**Problem description**
Your task is to repeat all of the data exactly while excluding the pictures.
━━━━━━━━━━━━━━━━━━━━
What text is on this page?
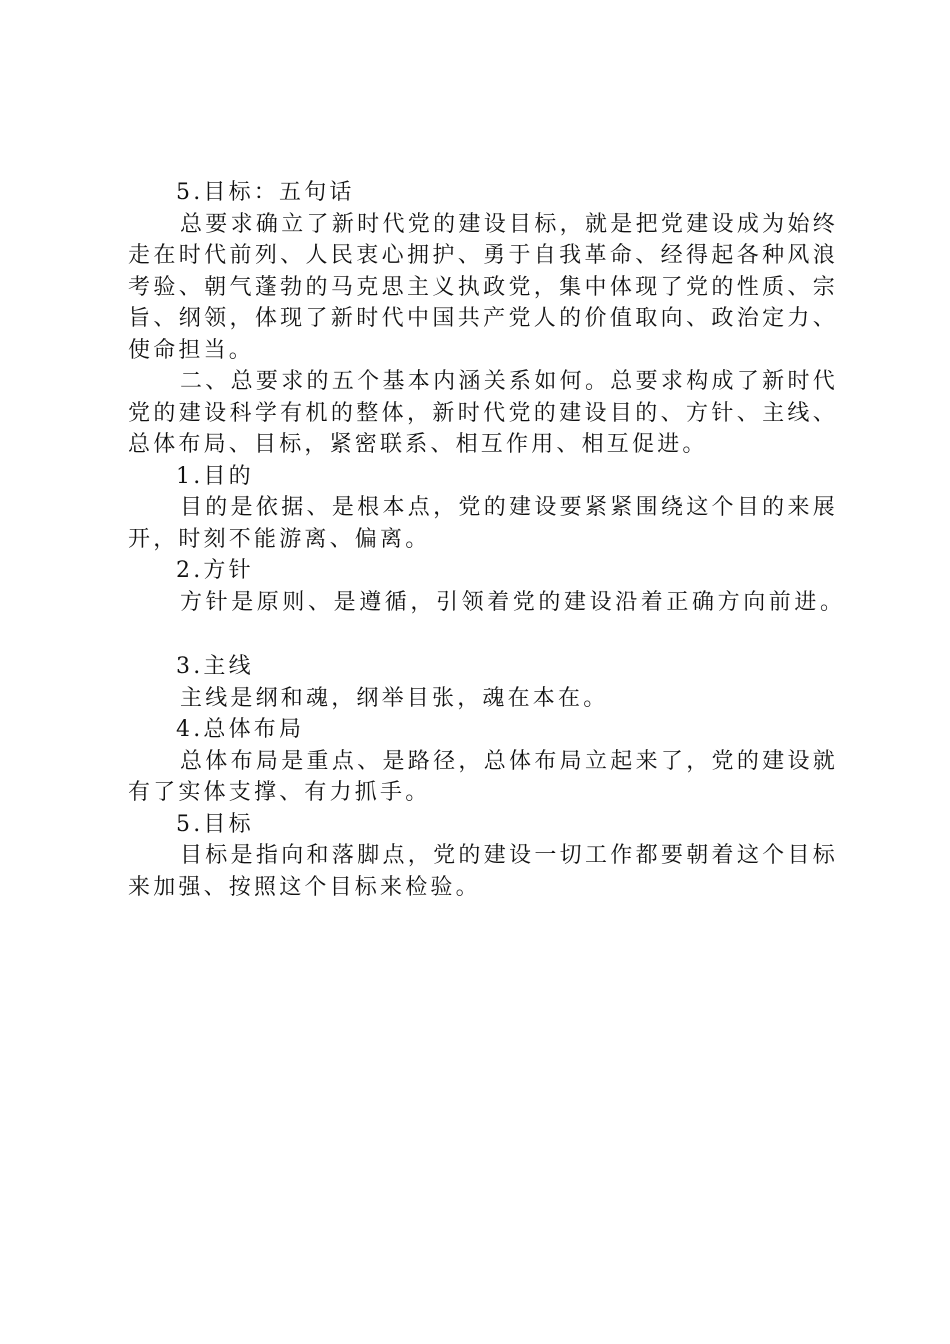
5.目标：五句话

总要求确立了新时代党的建设目标，就是把党建设成为始终走在时代前列、人民衷心拥护、勇于自我革命、经得起各种风浪考验、朝气蓬勃的马克思主义执政党，集中体现了党的性质、宗旨、纲领，体现了新时代中国共产党人的价值取向、政治定力、使命担当。

二、总要求的五个基本内涵关系如何。总要求构成了新时代党的建设科学有机的整体，新时代党的建设目的、方针、主线、总体布局、目标，紧密联系、相互作用、相互促进。

1.目的

目的是依据、是根本点，党的建设要紧紧围绕这个目的来展开，时刻不能游离、偏离。

2.方针

方针是原则、是遵循，引领着党的建设沿着正确方向前进。

3.主线

主线是纲和魂，纲举目张，魂在本在。

4.总体布局

总体布局是重点、是路径，总体布局立起来了，党的建设就有了实体支撑、有力抓手。

5.目标

目标是指向和落脚点，党的建设一切工作都要朝着这个目标来加强、按照这个目标来检验。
━━━━━━━━━━━━━━━━━━━━
**Written answer**
What text is on this page?
5.目标：五句话

总要求确立了新时代党的建设目标，就是把党建设成为始终走在时代前列、人民衷心拥护、勇于自我革命、经得起各种风浪考验、朝气蓬勃的马克思主义执政党，集中体现了党的性质、宗旨、纲领，体现了新时代中国共产党人的价值取向、政治定力、使命担当。

二、总要求的五个基本内涵关系如何。总要求构成了新时代党的建设科学有机的整体，新时代党的建设目的、方针、主线、总体布局、目标，紧密联系、相互作用、相互促进。

1.目的

目的是依据、是根本点，党的建设要紧紧围绕这个目的来展开，时刻不能游离、偏离。

2.方针

方针是原则、是遵循，引领着党的建设沿着正确方向前进。

3.主线

主线是纲和魂，纲举目张，魂在本在。

4.总体布局

总体布局是重点、是路径，总体布局立起来了，党的建设就有了实体支撑、有力抓手。

5.目标

目标是指向和落脚点，党的建设一切工作都要朝着这个目标来加强、按照这个目标来检验。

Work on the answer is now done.